§ DIRECTIVE
Answer with one number: how many lines hold the string "состоянию".
— Start SOURCE RECORDS —
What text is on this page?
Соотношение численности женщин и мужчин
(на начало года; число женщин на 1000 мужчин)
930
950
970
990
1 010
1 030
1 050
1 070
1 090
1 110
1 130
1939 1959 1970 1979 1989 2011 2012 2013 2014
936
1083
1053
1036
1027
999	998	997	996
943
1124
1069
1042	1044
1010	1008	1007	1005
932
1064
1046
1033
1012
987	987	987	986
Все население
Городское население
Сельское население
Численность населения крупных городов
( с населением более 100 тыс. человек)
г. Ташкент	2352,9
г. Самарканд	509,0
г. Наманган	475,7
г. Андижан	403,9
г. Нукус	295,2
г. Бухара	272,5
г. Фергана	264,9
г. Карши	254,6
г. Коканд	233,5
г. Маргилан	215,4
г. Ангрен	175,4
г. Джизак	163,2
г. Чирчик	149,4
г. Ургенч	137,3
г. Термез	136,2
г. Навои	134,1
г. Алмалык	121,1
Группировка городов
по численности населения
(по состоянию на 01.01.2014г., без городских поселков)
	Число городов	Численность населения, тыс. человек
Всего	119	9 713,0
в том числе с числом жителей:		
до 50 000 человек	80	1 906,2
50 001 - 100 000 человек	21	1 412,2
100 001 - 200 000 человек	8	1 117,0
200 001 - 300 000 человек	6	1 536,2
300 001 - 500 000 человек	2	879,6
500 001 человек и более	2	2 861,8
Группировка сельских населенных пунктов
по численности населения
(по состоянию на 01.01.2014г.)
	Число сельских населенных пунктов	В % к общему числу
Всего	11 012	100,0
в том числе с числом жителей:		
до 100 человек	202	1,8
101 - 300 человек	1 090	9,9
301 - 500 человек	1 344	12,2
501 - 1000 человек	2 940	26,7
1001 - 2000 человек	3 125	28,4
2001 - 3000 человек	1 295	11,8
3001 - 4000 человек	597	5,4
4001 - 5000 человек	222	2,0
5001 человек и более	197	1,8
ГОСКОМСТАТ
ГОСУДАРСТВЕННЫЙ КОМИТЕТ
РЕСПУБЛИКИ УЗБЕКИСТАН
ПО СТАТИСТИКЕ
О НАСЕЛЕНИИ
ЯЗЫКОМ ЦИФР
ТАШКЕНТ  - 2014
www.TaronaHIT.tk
— End SOURCE RECORDS —
§ PROBLEM SOLUTION
2